**DATASET:**
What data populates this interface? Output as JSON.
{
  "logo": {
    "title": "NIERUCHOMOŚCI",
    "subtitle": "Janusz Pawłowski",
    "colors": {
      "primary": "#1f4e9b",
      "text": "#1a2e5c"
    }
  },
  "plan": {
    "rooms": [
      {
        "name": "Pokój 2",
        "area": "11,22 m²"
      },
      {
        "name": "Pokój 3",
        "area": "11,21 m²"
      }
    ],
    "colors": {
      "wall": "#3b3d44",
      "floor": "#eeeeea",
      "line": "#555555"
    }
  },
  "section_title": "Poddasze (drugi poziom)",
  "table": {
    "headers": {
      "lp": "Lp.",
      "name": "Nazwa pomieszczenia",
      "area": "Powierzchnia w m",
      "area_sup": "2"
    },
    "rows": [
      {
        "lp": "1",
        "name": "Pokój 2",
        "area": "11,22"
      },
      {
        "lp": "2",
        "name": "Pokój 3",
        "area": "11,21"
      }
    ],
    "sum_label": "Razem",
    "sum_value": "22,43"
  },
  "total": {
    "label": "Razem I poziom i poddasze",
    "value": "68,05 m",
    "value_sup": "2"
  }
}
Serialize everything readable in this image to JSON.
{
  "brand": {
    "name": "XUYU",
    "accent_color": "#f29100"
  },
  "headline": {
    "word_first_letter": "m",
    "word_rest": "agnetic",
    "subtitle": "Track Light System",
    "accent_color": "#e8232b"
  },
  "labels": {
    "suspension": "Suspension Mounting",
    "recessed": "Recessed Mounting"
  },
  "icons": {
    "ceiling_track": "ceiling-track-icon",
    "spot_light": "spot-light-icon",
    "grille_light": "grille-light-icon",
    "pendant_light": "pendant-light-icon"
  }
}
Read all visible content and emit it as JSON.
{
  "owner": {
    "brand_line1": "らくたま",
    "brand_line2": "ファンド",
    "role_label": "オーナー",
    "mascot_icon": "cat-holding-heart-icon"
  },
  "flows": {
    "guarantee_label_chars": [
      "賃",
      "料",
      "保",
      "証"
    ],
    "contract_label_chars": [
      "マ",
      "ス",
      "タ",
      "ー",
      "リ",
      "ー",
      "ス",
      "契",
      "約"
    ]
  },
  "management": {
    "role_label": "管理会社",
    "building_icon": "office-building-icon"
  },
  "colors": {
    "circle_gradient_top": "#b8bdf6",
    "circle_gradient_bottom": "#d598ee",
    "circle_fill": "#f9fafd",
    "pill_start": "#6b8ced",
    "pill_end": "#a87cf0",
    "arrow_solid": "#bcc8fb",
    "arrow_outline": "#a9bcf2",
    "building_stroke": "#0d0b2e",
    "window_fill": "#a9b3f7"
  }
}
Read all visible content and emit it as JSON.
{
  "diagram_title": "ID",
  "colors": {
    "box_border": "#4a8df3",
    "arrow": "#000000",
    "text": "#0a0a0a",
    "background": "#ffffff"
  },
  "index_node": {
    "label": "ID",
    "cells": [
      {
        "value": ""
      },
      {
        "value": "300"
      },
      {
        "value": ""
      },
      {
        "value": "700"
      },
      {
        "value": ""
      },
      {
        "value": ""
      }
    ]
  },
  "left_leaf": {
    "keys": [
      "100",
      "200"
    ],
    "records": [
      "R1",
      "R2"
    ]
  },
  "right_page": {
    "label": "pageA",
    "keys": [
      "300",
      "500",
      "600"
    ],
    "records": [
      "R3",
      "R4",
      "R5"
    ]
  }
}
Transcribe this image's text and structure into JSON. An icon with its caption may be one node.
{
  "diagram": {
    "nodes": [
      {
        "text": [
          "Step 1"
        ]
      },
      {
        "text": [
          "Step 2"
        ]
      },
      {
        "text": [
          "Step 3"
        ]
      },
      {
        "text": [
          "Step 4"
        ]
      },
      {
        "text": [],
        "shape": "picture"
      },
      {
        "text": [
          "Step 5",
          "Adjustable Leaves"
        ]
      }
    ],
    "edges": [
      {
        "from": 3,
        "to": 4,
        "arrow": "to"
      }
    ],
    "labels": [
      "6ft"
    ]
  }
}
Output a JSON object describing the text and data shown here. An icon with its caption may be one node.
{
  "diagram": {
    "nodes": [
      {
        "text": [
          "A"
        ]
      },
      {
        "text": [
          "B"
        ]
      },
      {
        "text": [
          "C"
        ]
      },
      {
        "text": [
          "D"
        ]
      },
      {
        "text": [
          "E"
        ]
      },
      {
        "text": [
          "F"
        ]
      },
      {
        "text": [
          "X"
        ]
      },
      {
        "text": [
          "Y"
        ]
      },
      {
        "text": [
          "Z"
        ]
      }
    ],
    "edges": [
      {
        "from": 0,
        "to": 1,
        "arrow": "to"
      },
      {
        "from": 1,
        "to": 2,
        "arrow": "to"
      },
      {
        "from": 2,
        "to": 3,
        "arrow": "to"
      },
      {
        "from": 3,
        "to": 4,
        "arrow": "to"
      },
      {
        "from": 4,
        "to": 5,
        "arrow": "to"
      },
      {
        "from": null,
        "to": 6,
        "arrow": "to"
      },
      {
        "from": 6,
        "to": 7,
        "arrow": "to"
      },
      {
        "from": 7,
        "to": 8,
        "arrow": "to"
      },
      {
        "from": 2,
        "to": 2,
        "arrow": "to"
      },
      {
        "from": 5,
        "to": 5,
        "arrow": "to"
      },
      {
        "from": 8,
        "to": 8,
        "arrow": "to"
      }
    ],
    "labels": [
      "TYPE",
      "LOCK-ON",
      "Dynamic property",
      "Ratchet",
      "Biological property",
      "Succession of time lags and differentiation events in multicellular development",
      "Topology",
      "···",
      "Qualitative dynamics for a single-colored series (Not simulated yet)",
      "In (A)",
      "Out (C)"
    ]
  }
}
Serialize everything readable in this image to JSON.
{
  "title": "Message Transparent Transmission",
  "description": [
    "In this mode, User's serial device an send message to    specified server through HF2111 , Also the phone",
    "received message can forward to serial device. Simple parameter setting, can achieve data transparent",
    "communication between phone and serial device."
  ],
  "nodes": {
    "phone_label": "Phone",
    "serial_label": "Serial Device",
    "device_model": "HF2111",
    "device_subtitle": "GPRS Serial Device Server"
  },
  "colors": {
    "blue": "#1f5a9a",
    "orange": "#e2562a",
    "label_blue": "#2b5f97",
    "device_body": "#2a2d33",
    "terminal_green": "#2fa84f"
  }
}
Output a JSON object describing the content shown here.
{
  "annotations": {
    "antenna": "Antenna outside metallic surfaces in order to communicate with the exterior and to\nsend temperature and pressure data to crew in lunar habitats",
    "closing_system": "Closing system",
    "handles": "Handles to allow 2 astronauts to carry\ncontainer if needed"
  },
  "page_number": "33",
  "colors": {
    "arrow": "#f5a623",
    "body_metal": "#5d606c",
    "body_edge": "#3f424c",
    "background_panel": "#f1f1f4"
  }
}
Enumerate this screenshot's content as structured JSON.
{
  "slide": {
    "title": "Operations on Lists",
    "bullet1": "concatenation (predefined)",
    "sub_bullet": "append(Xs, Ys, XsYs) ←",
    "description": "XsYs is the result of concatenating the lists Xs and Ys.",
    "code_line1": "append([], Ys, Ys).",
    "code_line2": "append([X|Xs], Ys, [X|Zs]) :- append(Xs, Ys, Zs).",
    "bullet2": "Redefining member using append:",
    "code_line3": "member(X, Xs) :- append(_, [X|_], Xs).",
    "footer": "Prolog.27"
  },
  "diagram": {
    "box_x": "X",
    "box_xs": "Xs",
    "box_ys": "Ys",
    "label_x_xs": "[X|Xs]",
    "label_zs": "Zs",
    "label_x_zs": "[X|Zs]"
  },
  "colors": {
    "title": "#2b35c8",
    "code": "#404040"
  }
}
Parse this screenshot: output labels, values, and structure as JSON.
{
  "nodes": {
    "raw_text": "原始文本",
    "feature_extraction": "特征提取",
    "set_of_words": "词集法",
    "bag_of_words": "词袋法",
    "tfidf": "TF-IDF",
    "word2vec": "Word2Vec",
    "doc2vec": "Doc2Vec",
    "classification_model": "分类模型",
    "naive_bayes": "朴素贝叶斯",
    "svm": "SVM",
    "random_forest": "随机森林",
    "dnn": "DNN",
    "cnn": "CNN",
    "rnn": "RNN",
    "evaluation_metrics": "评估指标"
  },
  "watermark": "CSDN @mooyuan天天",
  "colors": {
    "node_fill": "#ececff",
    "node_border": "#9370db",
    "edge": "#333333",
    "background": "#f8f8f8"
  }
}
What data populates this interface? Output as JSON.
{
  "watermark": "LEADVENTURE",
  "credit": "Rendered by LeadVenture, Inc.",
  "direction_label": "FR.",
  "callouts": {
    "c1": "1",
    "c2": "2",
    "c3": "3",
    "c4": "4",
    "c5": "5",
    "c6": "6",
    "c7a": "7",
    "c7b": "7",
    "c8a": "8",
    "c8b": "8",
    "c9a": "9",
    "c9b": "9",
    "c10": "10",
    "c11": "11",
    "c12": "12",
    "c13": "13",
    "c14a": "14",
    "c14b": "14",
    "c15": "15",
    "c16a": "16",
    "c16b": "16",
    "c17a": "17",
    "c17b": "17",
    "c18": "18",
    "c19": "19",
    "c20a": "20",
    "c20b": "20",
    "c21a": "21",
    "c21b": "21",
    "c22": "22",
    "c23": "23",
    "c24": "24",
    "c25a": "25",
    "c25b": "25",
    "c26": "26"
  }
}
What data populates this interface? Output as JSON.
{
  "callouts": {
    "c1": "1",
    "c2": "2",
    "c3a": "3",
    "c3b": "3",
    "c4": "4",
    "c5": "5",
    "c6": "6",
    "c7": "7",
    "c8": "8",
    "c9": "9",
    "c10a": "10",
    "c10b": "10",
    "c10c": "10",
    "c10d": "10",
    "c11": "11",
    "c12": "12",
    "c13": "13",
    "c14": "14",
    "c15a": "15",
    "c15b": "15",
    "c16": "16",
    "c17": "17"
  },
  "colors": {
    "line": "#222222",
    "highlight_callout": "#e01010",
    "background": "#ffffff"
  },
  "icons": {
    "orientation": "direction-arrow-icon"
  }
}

**SET TASK:** Pull every line containing "shown" from the material above.

**RESULT BELOW:**
Output a JSON object describing the text and data shown here. An icon with its caption may be one node.
Output a JSON object describing the content shown here.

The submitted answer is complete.